Instructions to follow: Filter the records below and copy every line containing the word "Drechslermstr".
====== Materials provided
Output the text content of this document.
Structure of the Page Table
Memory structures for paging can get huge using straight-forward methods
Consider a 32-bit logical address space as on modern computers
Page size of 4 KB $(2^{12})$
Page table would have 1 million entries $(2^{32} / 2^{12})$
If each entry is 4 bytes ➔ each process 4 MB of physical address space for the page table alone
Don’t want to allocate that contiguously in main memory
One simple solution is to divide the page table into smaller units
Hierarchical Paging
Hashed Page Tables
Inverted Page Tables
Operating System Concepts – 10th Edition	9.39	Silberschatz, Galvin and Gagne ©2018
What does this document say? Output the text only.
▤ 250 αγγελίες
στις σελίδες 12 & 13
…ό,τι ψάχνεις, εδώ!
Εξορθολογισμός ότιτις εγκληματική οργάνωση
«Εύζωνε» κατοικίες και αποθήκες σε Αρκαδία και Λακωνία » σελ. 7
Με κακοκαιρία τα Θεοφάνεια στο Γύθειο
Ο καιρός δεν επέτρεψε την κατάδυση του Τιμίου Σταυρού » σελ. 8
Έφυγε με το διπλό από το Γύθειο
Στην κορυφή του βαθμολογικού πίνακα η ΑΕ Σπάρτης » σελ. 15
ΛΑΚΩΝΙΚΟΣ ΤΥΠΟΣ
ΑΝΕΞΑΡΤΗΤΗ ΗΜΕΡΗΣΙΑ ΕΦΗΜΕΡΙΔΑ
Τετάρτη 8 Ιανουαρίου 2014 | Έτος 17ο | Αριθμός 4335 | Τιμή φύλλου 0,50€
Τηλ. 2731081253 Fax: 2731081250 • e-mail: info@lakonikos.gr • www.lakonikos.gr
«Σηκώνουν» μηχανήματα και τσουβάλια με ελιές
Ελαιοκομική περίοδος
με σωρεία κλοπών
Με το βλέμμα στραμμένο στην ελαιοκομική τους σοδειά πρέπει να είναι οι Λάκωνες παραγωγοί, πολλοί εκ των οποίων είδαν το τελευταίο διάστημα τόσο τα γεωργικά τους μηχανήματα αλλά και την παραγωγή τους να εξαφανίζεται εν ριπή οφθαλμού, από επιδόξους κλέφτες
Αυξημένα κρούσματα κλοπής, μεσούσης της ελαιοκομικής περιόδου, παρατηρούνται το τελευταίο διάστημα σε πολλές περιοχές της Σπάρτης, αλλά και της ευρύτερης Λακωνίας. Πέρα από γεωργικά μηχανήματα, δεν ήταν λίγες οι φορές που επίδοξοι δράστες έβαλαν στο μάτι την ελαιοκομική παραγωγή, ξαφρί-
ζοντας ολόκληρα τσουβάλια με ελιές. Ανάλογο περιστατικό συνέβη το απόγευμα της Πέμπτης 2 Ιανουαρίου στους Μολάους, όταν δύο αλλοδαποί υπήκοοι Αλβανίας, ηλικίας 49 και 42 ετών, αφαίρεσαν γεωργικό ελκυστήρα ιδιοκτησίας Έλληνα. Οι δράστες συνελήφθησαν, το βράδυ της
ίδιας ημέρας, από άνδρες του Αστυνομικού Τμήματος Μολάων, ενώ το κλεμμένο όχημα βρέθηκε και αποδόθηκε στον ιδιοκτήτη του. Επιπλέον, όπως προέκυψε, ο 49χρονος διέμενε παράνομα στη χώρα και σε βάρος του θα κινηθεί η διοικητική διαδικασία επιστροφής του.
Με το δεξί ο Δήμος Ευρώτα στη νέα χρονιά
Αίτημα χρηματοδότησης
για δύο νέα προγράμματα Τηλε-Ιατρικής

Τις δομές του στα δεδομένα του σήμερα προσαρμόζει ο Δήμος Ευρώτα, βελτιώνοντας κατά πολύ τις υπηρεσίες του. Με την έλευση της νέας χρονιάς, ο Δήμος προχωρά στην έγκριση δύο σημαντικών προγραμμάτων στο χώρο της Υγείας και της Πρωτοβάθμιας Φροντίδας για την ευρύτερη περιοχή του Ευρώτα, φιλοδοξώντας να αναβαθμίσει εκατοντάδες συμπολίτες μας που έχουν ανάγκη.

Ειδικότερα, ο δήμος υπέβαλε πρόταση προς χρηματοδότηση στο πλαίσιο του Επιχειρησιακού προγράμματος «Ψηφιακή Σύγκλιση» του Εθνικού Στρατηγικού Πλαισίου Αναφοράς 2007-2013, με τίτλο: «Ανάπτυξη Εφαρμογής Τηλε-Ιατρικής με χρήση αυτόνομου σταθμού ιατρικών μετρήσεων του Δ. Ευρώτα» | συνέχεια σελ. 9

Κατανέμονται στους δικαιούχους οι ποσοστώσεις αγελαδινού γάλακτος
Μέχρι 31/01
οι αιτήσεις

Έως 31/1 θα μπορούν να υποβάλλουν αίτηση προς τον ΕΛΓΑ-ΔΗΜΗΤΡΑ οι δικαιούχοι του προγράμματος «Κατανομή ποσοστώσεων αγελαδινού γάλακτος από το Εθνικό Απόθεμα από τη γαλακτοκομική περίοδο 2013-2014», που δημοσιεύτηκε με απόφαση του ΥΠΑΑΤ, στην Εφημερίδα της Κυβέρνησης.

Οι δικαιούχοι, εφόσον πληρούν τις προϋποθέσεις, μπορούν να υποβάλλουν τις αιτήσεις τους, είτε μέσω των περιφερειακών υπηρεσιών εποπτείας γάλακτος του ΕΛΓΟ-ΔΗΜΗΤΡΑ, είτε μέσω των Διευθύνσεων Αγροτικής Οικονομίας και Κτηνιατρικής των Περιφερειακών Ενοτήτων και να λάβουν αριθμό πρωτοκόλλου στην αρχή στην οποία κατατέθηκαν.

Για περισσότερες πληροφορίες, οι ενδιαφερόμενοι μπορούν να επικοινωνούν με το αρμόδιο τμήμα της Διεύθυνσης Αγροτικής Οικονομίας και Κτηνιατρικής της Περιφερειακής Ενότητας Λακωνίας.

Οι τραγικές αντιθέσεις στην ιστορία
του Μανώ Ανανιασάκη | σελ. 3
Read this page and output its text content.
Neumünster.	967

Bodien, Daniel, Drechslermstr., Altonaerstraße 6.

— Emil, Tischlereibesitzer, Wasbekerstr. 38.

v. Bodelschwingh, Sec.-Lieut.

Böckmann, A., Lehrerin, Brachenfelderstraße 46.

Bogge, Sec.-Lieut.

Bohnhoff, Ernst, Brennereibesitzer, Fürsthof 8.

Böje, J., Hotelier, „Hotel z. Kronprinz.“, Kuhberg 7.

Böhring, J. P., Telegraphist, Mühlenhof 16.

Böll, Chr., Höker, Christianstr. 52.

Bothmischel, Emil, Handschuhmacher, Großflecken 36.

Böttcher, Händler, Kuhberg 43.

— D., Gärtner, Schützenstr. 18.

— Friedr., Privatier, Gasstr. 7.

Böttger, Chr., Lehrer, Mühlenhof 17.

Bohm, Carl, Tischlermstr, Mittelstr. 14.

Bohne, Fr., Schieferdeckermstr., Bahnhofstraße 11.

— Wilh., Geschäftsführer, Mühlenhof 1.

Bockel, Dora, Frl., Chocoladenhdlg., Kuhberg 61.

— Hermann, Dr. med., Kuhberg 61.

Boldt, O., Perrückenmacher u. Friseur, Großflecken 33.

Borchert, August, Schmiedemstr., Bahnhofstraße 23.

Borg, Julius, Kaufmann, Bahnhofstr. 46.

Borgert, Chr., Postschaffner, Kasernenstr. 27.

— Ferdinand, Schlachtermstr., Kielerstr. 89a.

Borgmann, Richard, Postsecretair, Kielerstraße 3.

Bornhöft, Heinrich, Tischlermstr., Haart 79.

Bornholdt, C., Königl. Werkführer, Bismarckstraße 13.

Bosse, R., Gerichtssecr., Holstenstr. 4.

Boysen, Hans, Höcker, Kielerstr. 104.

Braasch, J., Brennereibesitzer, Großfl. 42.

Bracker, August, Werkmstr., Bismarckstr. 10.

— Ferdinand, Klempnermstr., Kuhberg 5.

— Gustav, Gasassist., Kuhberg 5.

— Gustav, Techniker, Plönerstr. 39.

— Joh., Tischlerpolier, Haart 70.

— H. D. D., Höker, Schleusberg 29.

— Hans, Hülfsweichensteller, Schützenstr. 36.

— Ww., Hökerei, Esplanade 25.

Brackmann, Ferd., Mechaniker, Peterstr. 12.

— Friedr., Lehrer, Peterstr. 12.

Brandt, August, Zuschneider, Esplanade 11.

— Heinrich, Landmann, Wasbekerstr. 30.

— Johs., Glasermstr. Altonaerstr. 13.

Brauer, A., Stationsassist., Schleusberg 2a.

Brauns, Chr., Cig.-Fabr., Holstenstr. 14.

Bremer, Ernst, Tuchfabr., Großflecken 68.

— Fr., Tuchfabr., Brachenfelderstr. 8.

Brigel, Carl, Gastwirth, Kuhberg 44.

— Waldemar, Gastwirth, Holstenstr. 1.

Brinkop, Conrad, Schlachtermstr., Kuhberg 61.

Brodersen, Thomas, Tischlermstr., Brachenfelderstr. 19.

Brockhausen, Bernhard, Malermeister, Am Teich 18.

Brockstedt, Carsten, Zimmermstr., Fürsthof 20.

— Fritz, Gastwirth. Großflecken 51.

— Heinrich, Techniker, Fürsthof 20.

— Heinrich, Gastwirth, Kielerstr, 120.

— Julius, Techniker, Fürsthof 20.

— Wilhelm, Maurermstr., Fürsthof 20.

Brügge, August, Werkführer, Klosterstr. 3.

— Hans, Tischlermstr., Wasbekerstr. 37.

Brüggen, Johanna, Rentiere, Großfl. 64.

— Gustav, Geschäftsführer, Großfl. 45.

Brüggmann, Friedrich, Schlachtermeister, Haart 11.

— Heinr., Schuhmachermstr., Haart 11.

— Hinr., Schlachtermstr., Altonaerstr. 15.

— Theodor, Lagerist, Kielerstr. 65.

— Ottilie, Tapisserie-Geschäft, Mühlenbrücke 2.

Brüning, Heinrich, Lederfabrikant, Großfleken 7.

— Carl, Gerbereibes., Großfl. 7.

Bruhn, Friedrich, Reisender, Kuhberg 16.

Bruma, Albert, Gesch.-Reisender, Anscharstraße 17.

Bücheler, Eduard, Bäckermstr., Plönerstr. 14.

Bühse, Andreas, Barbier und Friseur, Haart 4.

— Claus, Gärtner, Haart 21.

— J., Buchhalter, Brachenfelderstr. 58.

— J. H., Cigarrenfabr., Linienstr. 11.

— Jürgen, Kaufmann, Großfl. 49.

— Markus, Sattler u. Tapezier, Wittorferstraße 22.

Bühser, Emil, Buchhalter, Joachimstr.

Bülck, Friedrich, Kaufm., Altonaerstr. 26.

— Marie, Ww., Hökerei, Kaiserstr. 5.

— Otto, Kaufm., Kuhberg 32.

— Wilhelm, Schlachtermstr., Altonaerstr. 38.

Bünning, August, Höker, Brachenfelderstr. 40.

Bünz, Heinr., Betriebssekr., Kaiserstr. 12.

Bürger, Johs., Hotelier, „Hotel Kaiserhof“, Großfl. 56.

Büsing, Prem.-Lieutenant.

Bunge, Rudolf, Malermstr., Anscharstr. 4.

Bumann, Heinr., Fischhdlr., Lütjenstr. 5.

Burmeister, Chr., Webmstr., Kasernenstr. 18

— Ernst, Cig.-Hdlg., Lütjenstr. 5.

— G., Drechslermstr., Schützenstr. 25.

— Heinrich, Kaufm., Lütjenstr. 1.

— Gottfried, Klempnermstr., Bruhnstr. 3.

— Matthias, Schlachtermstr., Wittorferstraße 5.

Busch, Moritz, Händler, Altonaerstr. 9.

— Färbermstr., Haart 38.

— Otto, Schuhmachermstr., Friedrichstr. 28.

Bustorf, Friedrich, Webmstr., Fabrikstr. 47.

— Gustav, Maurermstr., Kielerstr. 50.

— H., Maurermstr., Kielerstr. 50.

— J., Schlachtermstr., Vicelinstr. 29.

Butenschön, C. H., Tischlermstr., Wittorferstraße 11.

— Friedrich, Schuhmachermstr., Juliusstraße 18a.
============
Solution to this exercise:
Bodien, Daniel, Drechslermstr., Altonaerstraße 6.
— G., Drechslermstr., Schützenstr. 25.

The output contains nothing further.